## Task instructions
Read through the data, and wherever a line holds the word "with", write that line out.

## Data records
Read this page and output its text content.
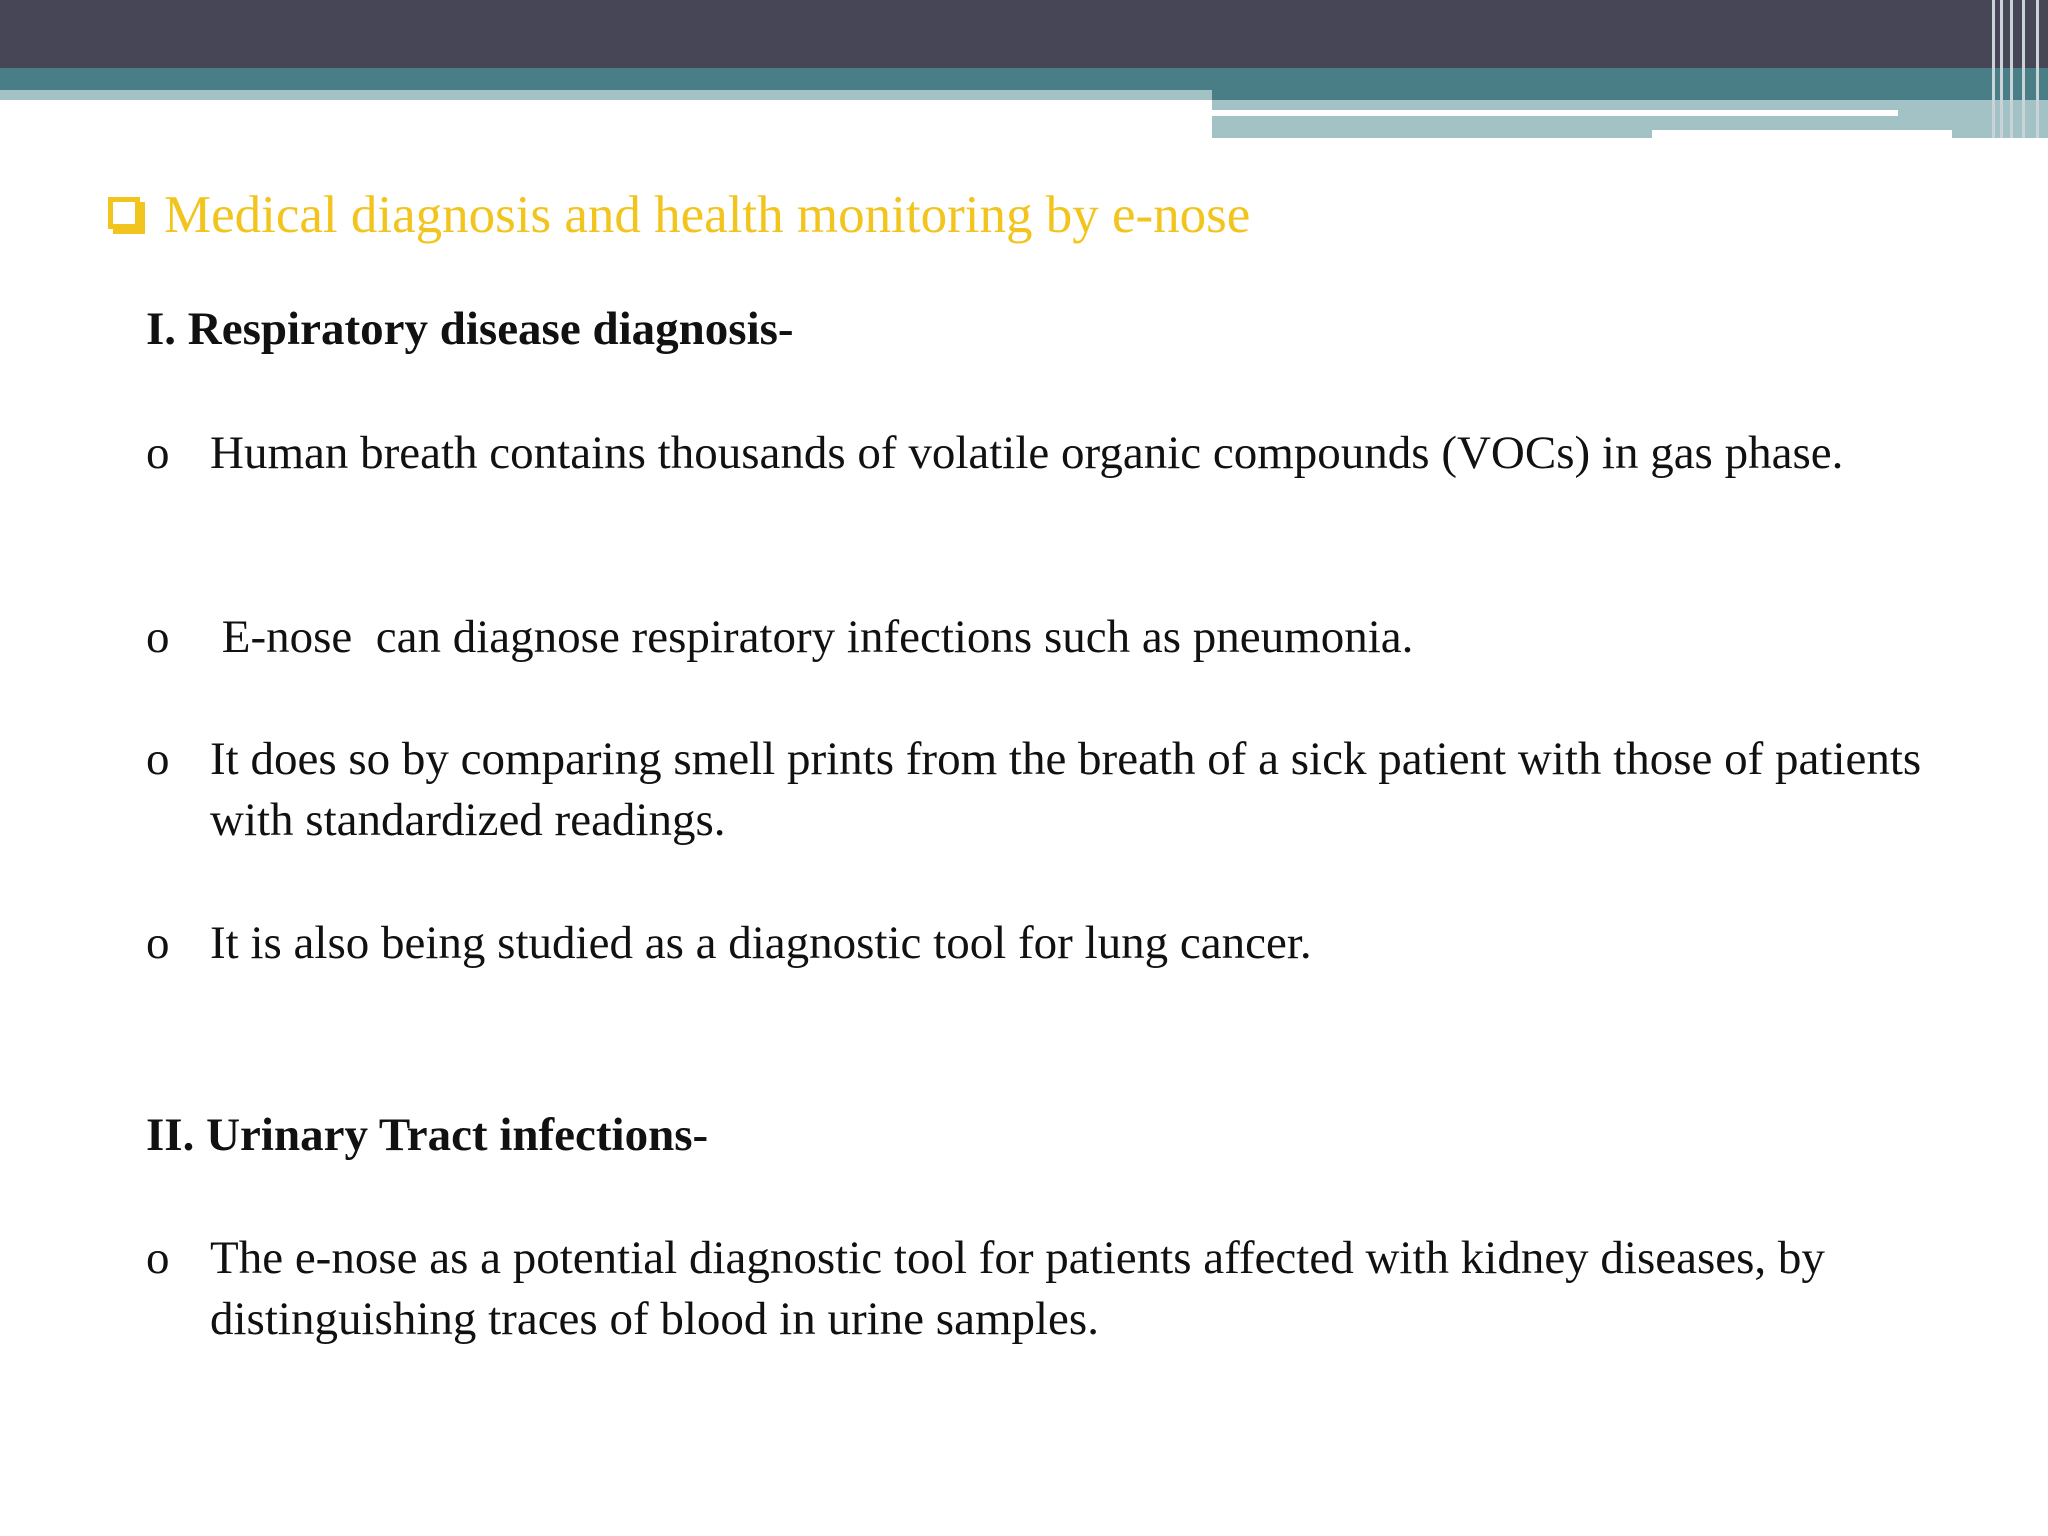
Medical diagnosis and health monitoring by e-nose
I. Respiratory disease diagnosis-
o Human breath contains thousands of volatile organic compounds (VOCs) in gas phase.
o E-nose  can diagnose respiratory infections such as pneumonia.
o It does so by comparing smell prints from the breath of a sick patient with those of patients with standardized readings.
o It is also being studied as a diagnostic tool for lung cancer.
II. Urinary Tract infections-
o The e-nose as a potential diagnostic tool for patients affected with kidney diseases, by distinguishing traces of blood in urine samples.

## Exercise response
o It does so by comparing smell prints from the breath of a sick patient with those of patients with standardized readings.
o The e-nose as a potential diagnostic tool for patients affected with kidney diseases, by distinguishing traces of blood in urine samples.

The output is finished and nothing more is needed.